In the listing below, count the lines with "modified" and report only the figure.

· · · · ·

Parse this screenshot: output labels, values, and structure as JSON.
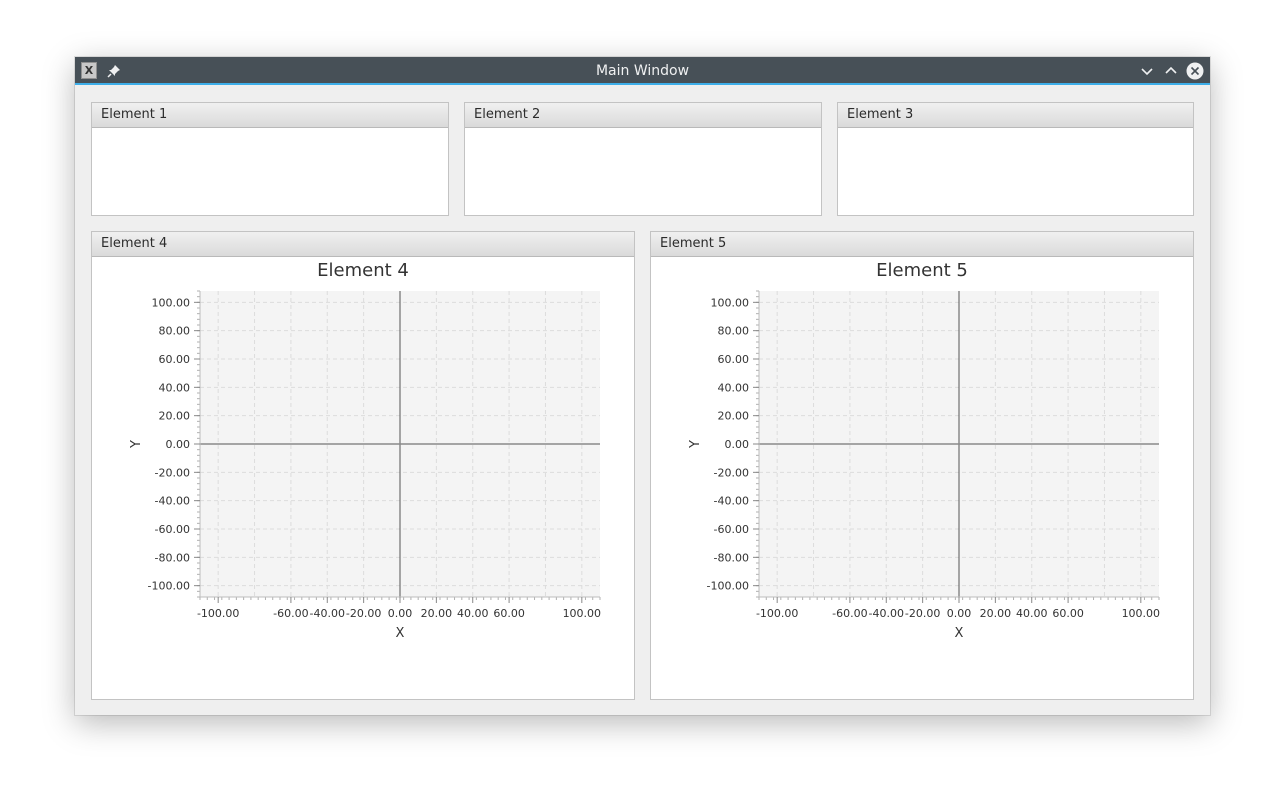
{
  "window": {
    "title": "Main Window"
  },
  "titlebar_icons": {
    "app": "x11-app-icon",
    "pin": "pin-icon",
    "minimize": "chevron-down-icon",
    "maximize": "chevron-up-icon",
    "close": "close-circle-icon"
  },
  "panels": [
    {
      "title": "Element 1"
    },
    {
      "title": "Element 2"
    },
    {
      "title": "Element 3"
    },
    {
      "title": "Element 4"
    },
    {
      "title": "Element 5"
    }
  ],
  "chart_data": [
    {
      "type": "scatter",
      "title": "Element 4",
      "xlabel": "X",
      "ylabel": "Y",
      "xlim": [
        -110,
        110
      ],
      "ylim": [
        -108,
        108
      ],
      "xticks": [
        "-100.00",
        "-60.00",
        "-40.00",
        "-20.00",
        "0.00",
        "20.00",
        "40.00",
        "60.00",
        "100.00"
      ],
      "yticks": [
        "100.00",
        "80.00",
        "60.00",
        "40.00",
        "20.00",
        "0.00",
        "-20.00",
        "-40.00",
        "-60.00",
        "-80.00",
        "-100.00"
      ],
      "grid": true,
      "series": []
    },
    {
      "type": "scatter",
      "title": "Element 5",
      "xlabel": "X",
      "ylabel": "Y",
      "xlim": [
        -110,
        110
      ],
      "ylim": [
        -108,
        108
      ],
      "xticks": [
        "-100.00",
        "-60.00",
        "-40.00",
        "-20.00",
        "0.00",
        "20.00",
        "40.00",
        "60.00",
        "100.00"
      ],
      "yticks": [
        "100.00",
        "80.00",
        "60.00",
        "40.00",
        "20.00",
        "0.00",
        "-20.00",
        "-40.00",
        "-60.00",
        "-80.00",
        "-100.00"
      ],
      "grid": true,
      "series": []
    }
  ],
  "colors": {
    "titlebar": "#475057",
    "titlebar_accent": "#3daee9",
    "window_bg": "#efefef",
    "plot_bg": "#f4f4f4",
    "grid": "#dcdcdc",
    "axis": "#555555"
  }
}
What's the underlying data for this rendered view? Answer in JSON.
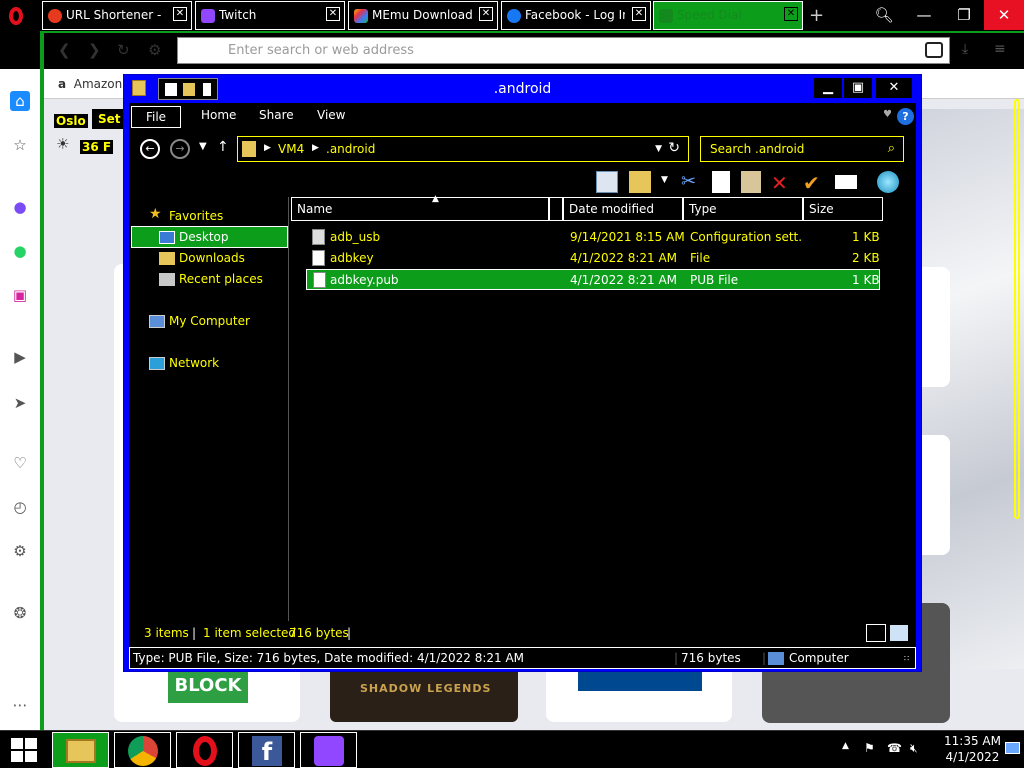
{
  "browser": {
    "tabs": [
      {
        "title": "URL Shortener - Sh",
        "active": false
      },
      {
        "title": "Twitch",
        "active": false
      },
      {
        "title": "MEmu Download",
        "active": false
      },
      {
        "title": "Facebook - Log In",
        "active": false
      },
      {
        "title": "Speed Dial",
        "active": true
      }
    ],
    "close_glyph": "✕",
    "new_tab": "+",
    "address_placeholder": "Enter search or web address",
    "bookmark": "Amazon",
    "weather": {
      "city": "Oslo",
      "set": "Set",
      "temp": "36 F"
    },
    "tiles": {
      "hr_block": "BLOCK",
      "raid": "SHADOW LEGENDS"
    },
    "colors": {
      "accent": "#0c9e1a",
      "highlight": "#ffff00",
      "window_frame": "#0000ff"
    }
  },
  "explorer": {
    "title": ".android",
    "ribbon_tabs": [
      "File",
      "Home",
      "Share",
      "View"
    ],
    "breadcrumb": [
      "VM4",
      ".android"
    ],
    "search_placeholder": "Search .android",
    "nav": {
      "favorites": "Favorites",
      "desktop": "Desktop",
      "downloads": "Downloads",
      "recent": "Recent places",
      "computer": "My Computer",
      "network": "Network"
    },
    "columns": [
      "Name",
      "Date modified",
      "Type",
      "Size"
    ],
    "files": [
      {
        "name": "adb_usb",
        "date": "9/14/2021 8:15 AM",
        "type": "Configuration sett...",
        "size": "1 KB",
        "selected": false
      },
      {
        "name": "adbkey",
        "date": "4/1/2022 8:21 AM",
        "type": "File",
        "size": "2 KB",
        "selected": false
      },
      {
        "name": "adbkey.pub",
        "date": "4/1/2022 8:21 AM",
        "type": "PUB File",
        "size": "1 KB",
        "selected": true
      }
    ],
    "status": {
      "items": "3 items",
      "selected": "1 item selected",
      "size": "716 bytes"
    },
    "details": {
      "info": "Type: PUB File, Size: 716 bytes, Date modified: 4/1/2022 8:21 AM",
      "size": "716 bytes",
      "location": "Computer"
    }
  },
  "taskbar": {
    "time": "11:35 AM",
    "date": "4/1/2022"
  }
}
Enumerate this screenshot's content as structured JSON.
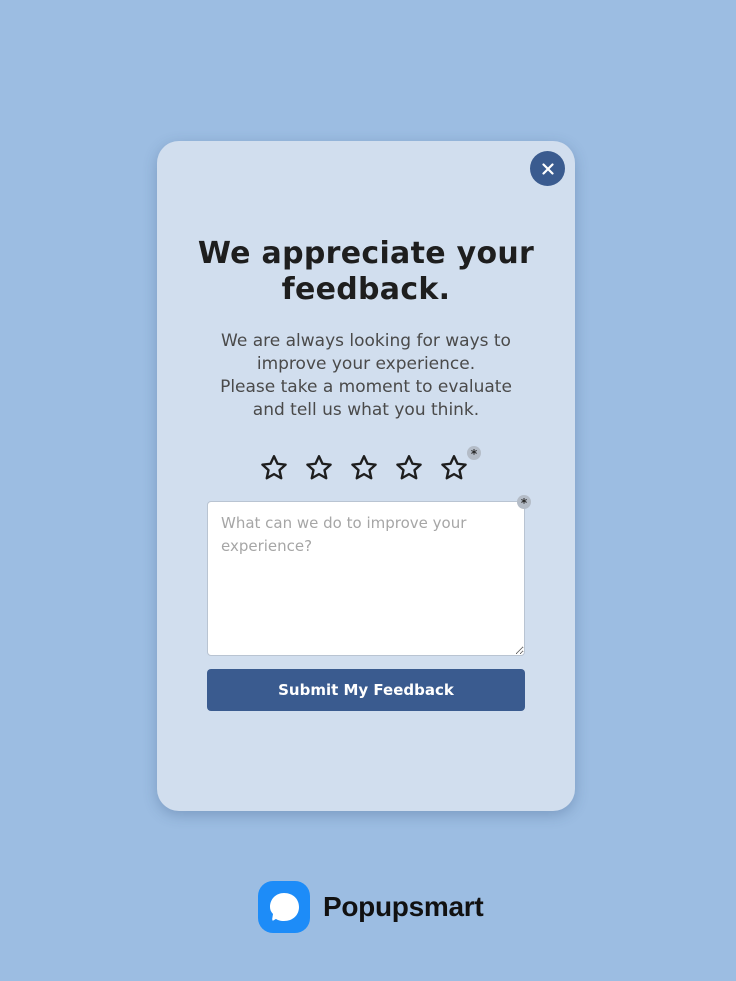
{
  "popup": {
    "title_line1": "We appreciate your",
    "title_line2": "feedback.",
    "subtitle_lines": [
      "We are always looking for ways to",
      "improve your experience.",
      "Please take a moment to evaluate",
      "and tell us what you think."
    ],
    "rating": {
      "max": 5,
      "value": 0
    },
    "required_marker": "*",
    "feedback_placeholder": "What can we do to improve your experience?",
    "feedback_value": "",
    "submit_label": "Submit My Feedback"
  },
  "brand": {
    "name": "Popupsmart"
  },
  "icons": {
    "close": "close-icon",
    "star": "star-outline-icon",
    "logo": "popupsmart-logo-icon"
  },
  "colors": {
    "background": "#9cbde2",
    "panel": "#d1deee",
    "accent": "#3a5b8f",
    "logo": "#1d8cf8"
  }
}
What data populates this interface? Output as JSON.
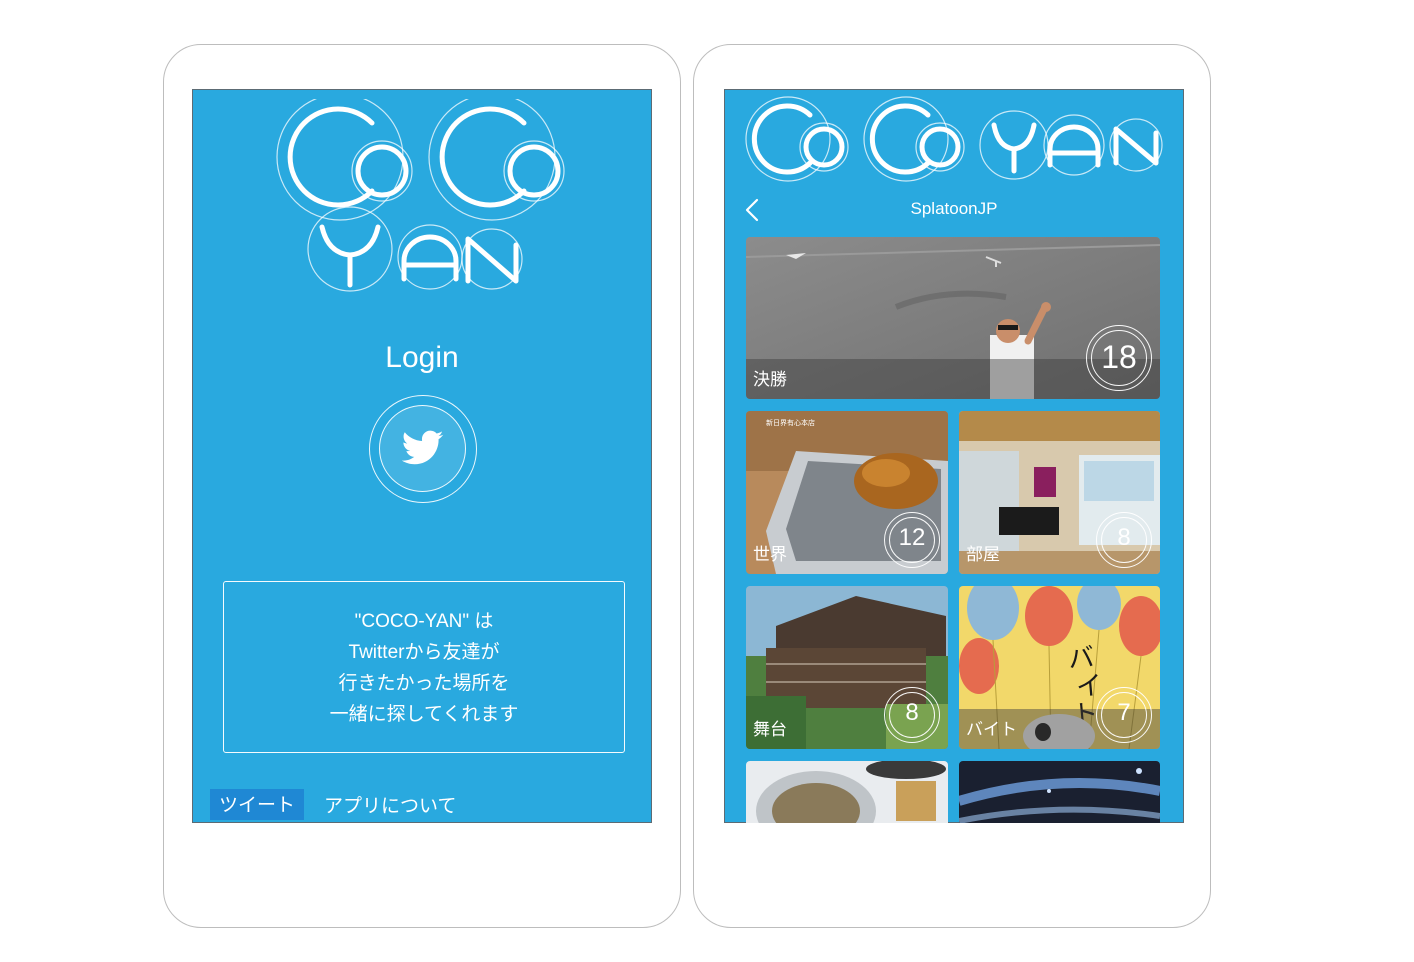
{
  "login_screen": {
    "logo_text": "CoCoYAN",
    "title": "Login",
    "twitter_button_icon": "twitter-bird-icon",
    "description_lines": [
      "\"COCO-YAN\" は",
      "Twitterから友達が",
      "行きたかった場所を",
      "一緒に探してくれます"
    ],
    "nav": {
      "tweet_label": "ツイート",
      "about_label": "アプリについて"
    }
  },
  "list_screen": {
    "logo_text": "CoCoYAN",
    "header": {
      "back_icon": "chevron-left-icon",
      "title": "SplatoonJP"
    },
    "cards": [
      {
        "label": "決勝",
        "count": "18"
      },
      {
        "label": "世界",
        "count": "12"
      },
      {
        "label": "部屋",
        "count": "8"
      },
      {
        "label": "舞台",
        "count": "8"
      },
      {
        "label": "バイト",
        "count": "7"
      },
      {
        "label": "",
        "count": ""
      },
      {
        "label": "",
        "count": ""
      }
    ]
  },
  "colors": {
    "screen_bg": "#29a9df",
    "tweet_tab_bg": "#1f88d4",
    "text": "#ffffff"
  }
}
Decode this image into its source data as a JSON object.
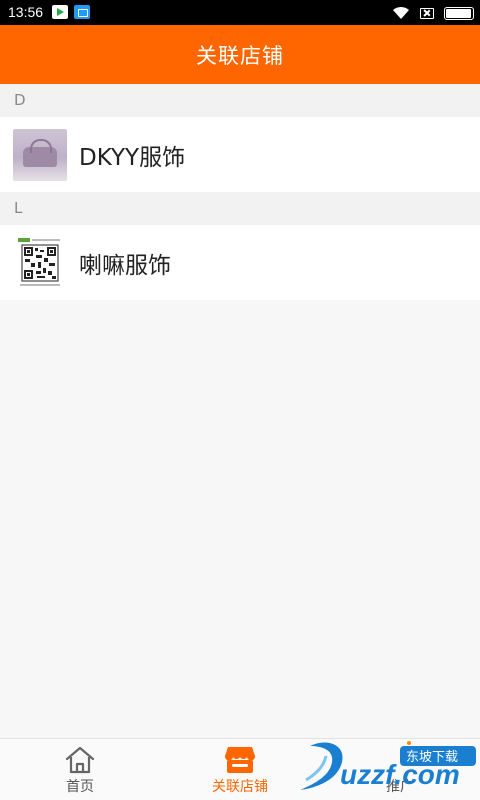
{
  "status_bar": {
    "time": "13:56",
    "battery_level": 0.95
  },
  "header": {
    "title": "关联店铺"
  },
  "sections": [
    {
      "letter": "D",
      "shops": [
        {
          "name": "DKYY服饰",
          "thumb": "handbag-photo"
        }
      ]
    },
    {
      "letter": "L",
      "shops": [
        {
          "name": "喇嘛服饰",
          "thumb": "qr-code-image"
        }
      ]
    }
  ],
  "tabs": [
    {
      "label": "首页",
      "icon": "home-icon",
      "active": false
    },
    {
      "label": "关联店铺",
      "icon": "shop-icon",
      "active": true
    },
    {
      "label": "推广",
      "icon": "promote-icon",
      "active": false
    }
  ],
  "watermark": {
    "brand": "uzzf.com",
    "tag": "东坡下载"
  },
  "colors": {
    "accent": "#ff6600",
    "header_text": "#ffffff",
    "tab_inactive": "#555555"
  }
}
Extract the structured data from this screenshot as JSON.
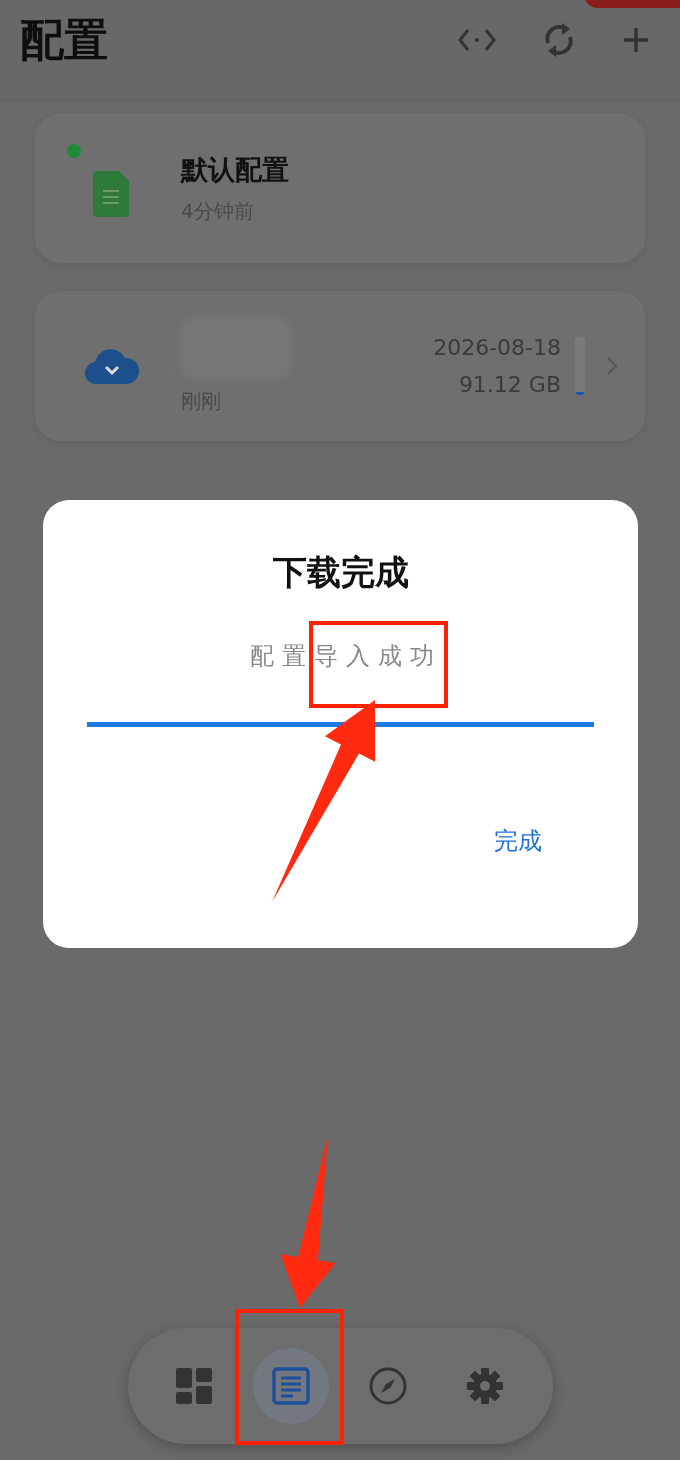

· · · · ·

- **FINAL ANSWER**: 2